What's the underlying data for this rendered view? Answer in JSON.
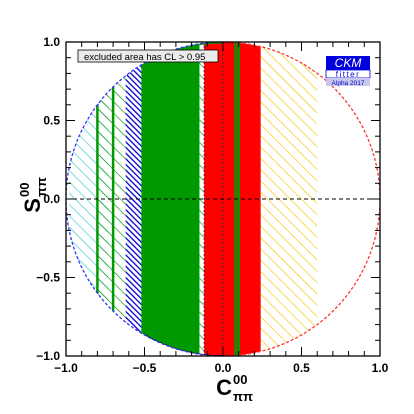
{
  "chart_data": {
    "type": "area",
    "xlabel_main": "C",
    "xlabel_sup": "00",
    "xlabel_sub": "ππ",
    "ylabel_main": "S",
    "ylabel_sup": "00",
    "ylabel_sub": "ππ",
    "xlim": [
      -1.0,
      1.0
    ],
    "ylim": [
      -1.0,
      1.0
    ],
    "x_ticks": [
      "−1.0",
      "−0.5",
      "0.0",
      "0.5",
      "1.0"
    ],
    "y_ticks": [
      "−1.0",
      "−0.5",
      "0.0",
      "0.5",
      "1.0"
    ],
    "legend_text": "excluded area has CL > 0.95",
    "logo": {
      "title": "CKM",
      "subtitle": "fitter",
      "tag": "Alpha 2017"
    },
    "colors": {
      "green": "#009900",
      "red": "#ff0000",
      "blue": "#0000cc",
      "yellow_hatch": "#f5c400",
      "cyan_hatch": "#33cccc",
      "dashed_boundary_red": "#ff3333",
      "dashed_boundary_blue": "#3333ff",
      "logo_blue": "#0000dd",
      "logo_tag_bg": "#c8c8ee"
    },
    "regions": [
      {
        "name": "cyan-hatched",
        "x": [
          -0.98,
          -0.73
        ],
        "style": "hatch",
        "color": "cyan_hatch"
      },
      {
        "name": "green-hatched-left",
        "x": [
          -0.8,
          -0.62
        ],
        "style": "hatch",
        "color": "green"
      },
      {
        "name": "blue-band",
        "x": [
          -0.62,
          -0.5
        ],
        "style": "hatch-dense",
        "color": "blue"
      },
      {
        "name": "green-solid",
        "x": [
          -0.52,
          -0.15
        ],
        "style": "solid",
        "color": "green"
      },
      {
        "name": "green-hatched-mid",
        "x": [
          -0.15,
          0.02
        ],
        "style": "hatch",
        "color": "green"
      },
      {
        "name": "red-solid",
        "x": [
          -0.12,
          0.24
        ],
        "style": "solid",
        "color": "red"
      },
      {
        "name": "yellow-hatched",
        "x": [
          0.24,
          0.6
        ],
        "style": "hatch",
        "color": "yellow_hatch"
      }
    ],
    "vertical_lines": [
      -0.8,
      -0.7,
      -0.12,
      0.0,
      0.08,
      0.1
    ],
    "dashed_zero_line_y": 0.0
  }
}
+++
__Task instructions__: Transcribe the records above exactly as they appear, leaving out any pictures.

__Full output__:
What's the underlying data for this rendered view? Answer in JSON.
{
  "chart_data": {
    "type": "area",
    "xlabel_main": "C",
    "xlabel_sup": "00",
    "xlabel_sub": "ππ",
    "ylabel_main": "S",
    "ylabel_sup": "00",
    "ylabel_sub": "ππ",
    "xlim": [
      -1.0,
      1.0
    ],
    "ylim": [
      -1.0,
      1.0
    ],
    "x_ticks": [
      "−1.0",
      "−0.5",
      "0.0",
      "0.5",
      "1.0"
    ],
    "y_ticks": [
      "−1.0",
      "−0.5",
      "0.0",
      "0.5",
      "1.0"
    ],
    "legend_text": "excluded area has CL > 0.95",
    "logo": {
      "title": "CKM",
      "subtitle": "fitter",
      "tag": "Alpha 2017"
    },
    "colors": {
      "green": "#009900",
      "red": "#ff0000",
      "blue": "#0000cc",
      "yellow_hatch": "#f5c400",
      "cyan_hatch": "#33cccc",
      "dashed_boundary_red": "#ff3333",
      "dashed_boundary_blue": "#3333ff",
      "logo_blue": "#0000dd",
      "logo_tag_bg": "#c8c8ee"
    },
    "regions": [
      {
        "name": "cyan-hatched",
        "x": [
          -0.98,
          -0.73
        ],
        "style": "hatch",
        "color": "cyan_hatch"
      },
      {
        "name": "green-hatched-left",
        "x": [
          -0.8,
          -0.62
        ],
        "style": "hatch",
        "color": "green"
      },
      {
        "name": "blue-band",
        "x": [
          -0.62,
          -0.5
        ],
        "style": "hatch-dense",
        "color": "blue"
      },
      {
        "name": "green-solid",
        "x": [
          -0.52,
          -0.15
        ],
        "style": "solid",
        "color": "green"
      },
      {
        "name": "green-hatched-mid",
        "x": [
          -0.15,
          0.02
        ],
        "style": "hatch",
        "color": "green"
      },
      {
        "name": "red-solid",
        "x": [
          -0.12,
          0.24
        ],
        "style": "solid",
        "color": "red"
      },
      {
        "name": "yellow-hatched",
        "x": [
          0.24,
          0.6
        ],
        "style": "hatch",
        "color": "yellow_hatch"
      }
    ],
    "vertical_lines": [
      -0.8,
      -0.7,
      -0.12,
      0.0,
      0.08,
      0.1
    ],
    "dashed_zero_line_y": 0.0
  }
}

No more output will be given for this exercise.